____ TASK INPUT

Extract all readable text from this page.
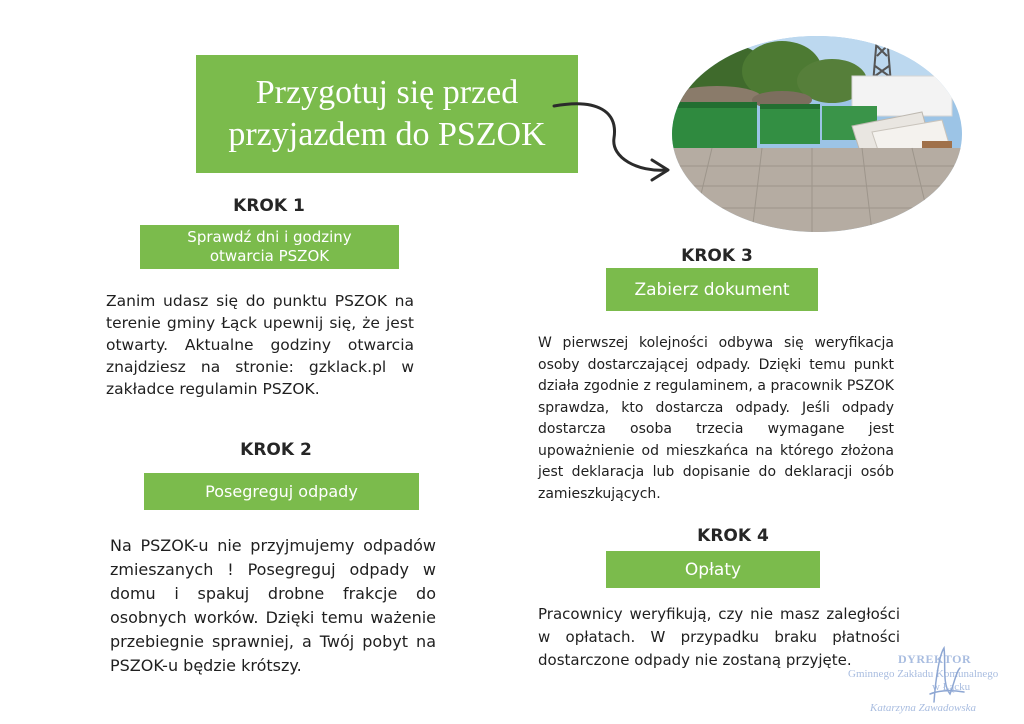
Przygotuj się przed
przyjazdem do PSZOK
KROK 1
Sprawdź dni i godziny
otwarcia PSZOK
Zanim udasz się do punktu PSZOK na terenie gminy Łąck upewnij się, że jest otwarty. Aktualne godziny otwarcia znajdziesz na stronie: gzklack.pl w zakładce regulamin PSZOK.
KROK 2
Posegreguj odpady
Na PSZOK-u nie przyjmujemy odpadów zmieszanych ! Posegreguj odpady w domu i spakuj drobne frakcje do osobnych worków. Dzięki temu ważenie przebiegnie sprawniej, a Twój pobyt na PSZOK-u będzie krótszy.
KROK 3
Zabierz dokument
W pierwszej kolejności odbywa się weryfikacja osoby dostarczającej odpady. Dzięki temu punkt działa zgodnie z regulaminem, a pracownik PSZOK sprawdza, kto dostarcza odpady. Jeśli odpady dostarcza osoba trzecia wymagane jest upoważnienie od mieszkańca na którego złożona jest deklaracja lub dopisanie do deklaracji osób zamieszkujących.
KROK 4
Opłaty
Pracownicy weryfikują, czy nie masz zaległości w opłatach. W przypadku braku płatności dostarczone odpady nie zostaną przyjęte.	DYREKTOR
Gminnego Zakładu Komunalnego
w Łącku
Katarzyna Zawadowska
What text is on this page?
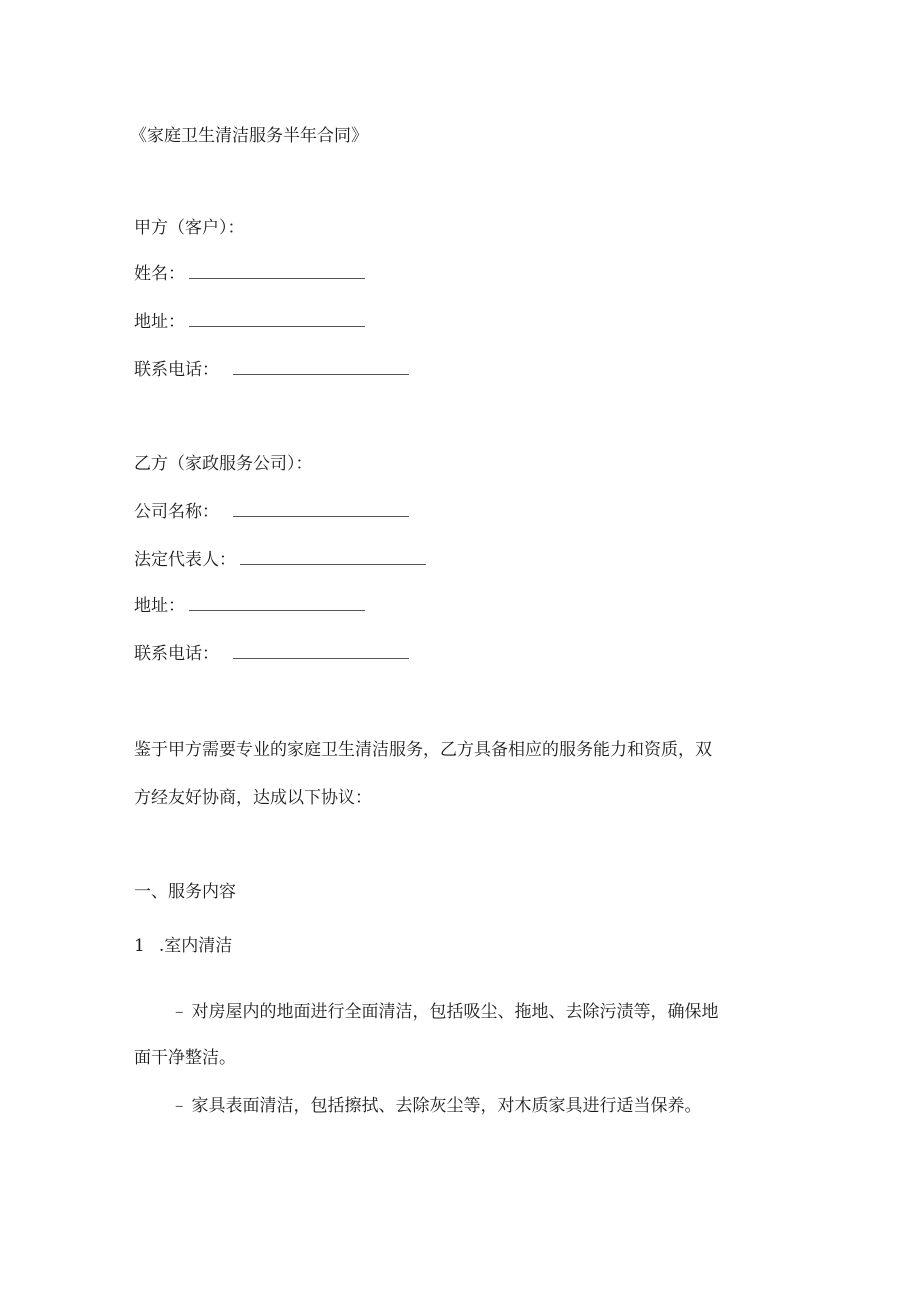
《家庭卫生清洁服务半年合同》
甲方（客户）：
姓名：
地址：
联系电话：
乙方（家政服务公司）：
公司名称：
法定代表人：
地址：
联系电话：
鉴于甲方需要专业的家庭卫生清洁服务，乙方具备相应的服务能力和资质，双
方经友好协商，达成以下协议：
一、服务内容
1 .室内清洁
– 对房屋内的地面进行全面清洁，包括吸尘、拖地、去除污渍等，确保地
面干净整洁。
– 家具表面清洁，包括擦拭、去除灰尘等，对木质家具进行适当保养。
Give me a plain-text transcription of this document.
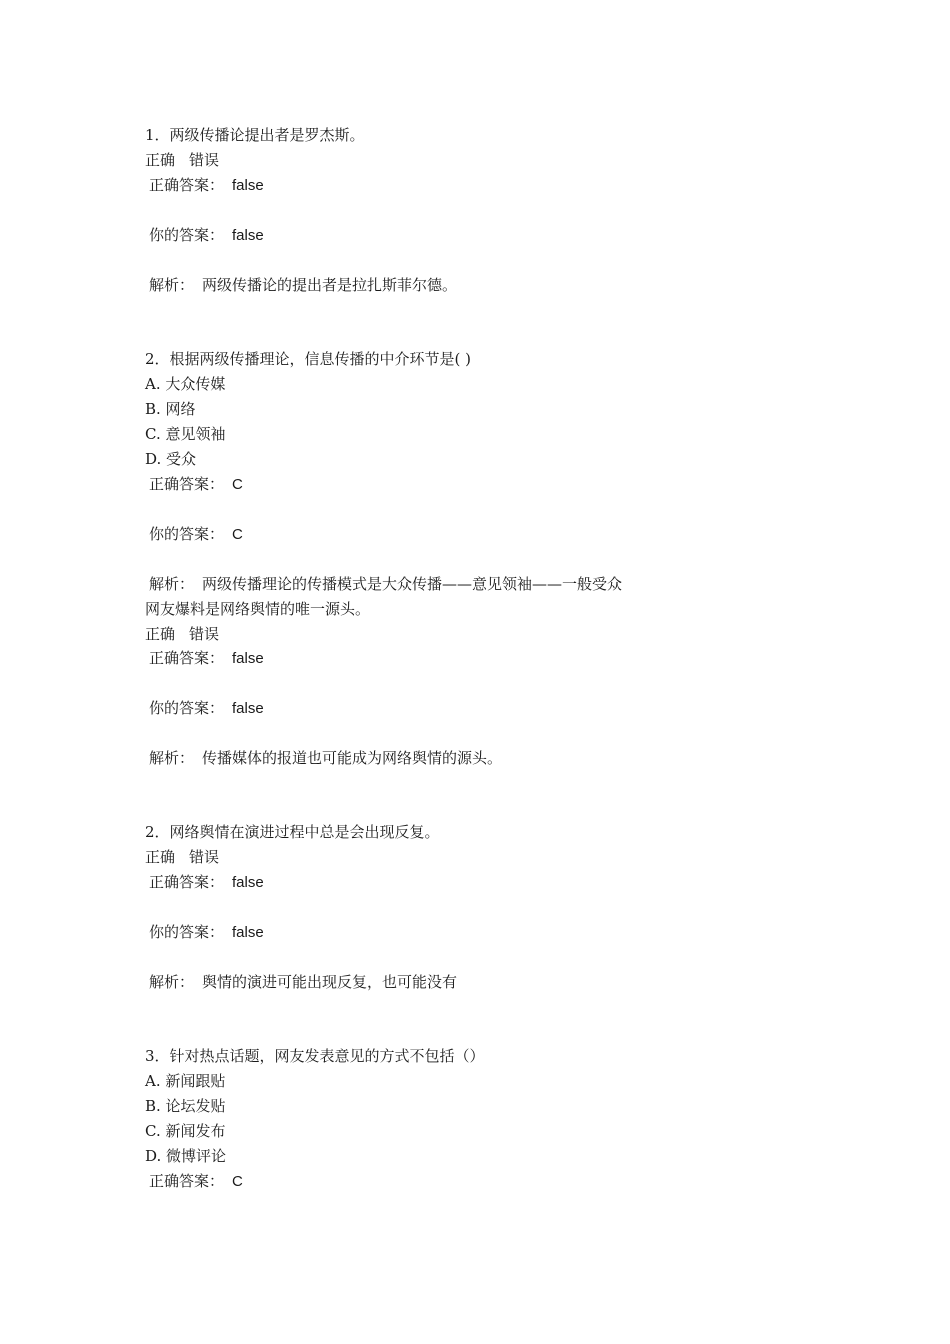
1．两级传播论提出者是罗杰斯。
正确 错误
正确答案： false
你的答案： false
解析： 两级传播论的提出者是拉扎斯菲尔德。
2．根据两级传播理论，信息传播的中介环节是( )
A. 大众传媒
B. 网络
C. 意见领袖
D. 受众
正确答案： C
你的答案： C
解析： 两级传播理论的传播模式是大众传播——意见领袖——一般受众
网友爆料是网络舆情的唯一源头。
正确 错误
正确答案： false
你的答案： false
解析： 传播媒体的报道也可能成为网络舆情的源头。
2．网络舆情在演进过程中总是会出现反复。
正确 错误
正确答案： false
你的答案： false
解析： 舆情的演进可能出现反复，也可能没有
3．针对热点话题，网友发表意见的方式不包括（）
A. 新闻跟贴
B. 论坛发贴
C. 新闻发布
D. 微博评论
正确答案： C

________

▶ _WHAT TO DO_
How many lines of these entries contain the string "text"? Reply with the number alone.

▶ _PROBLEM SOLUTION_
3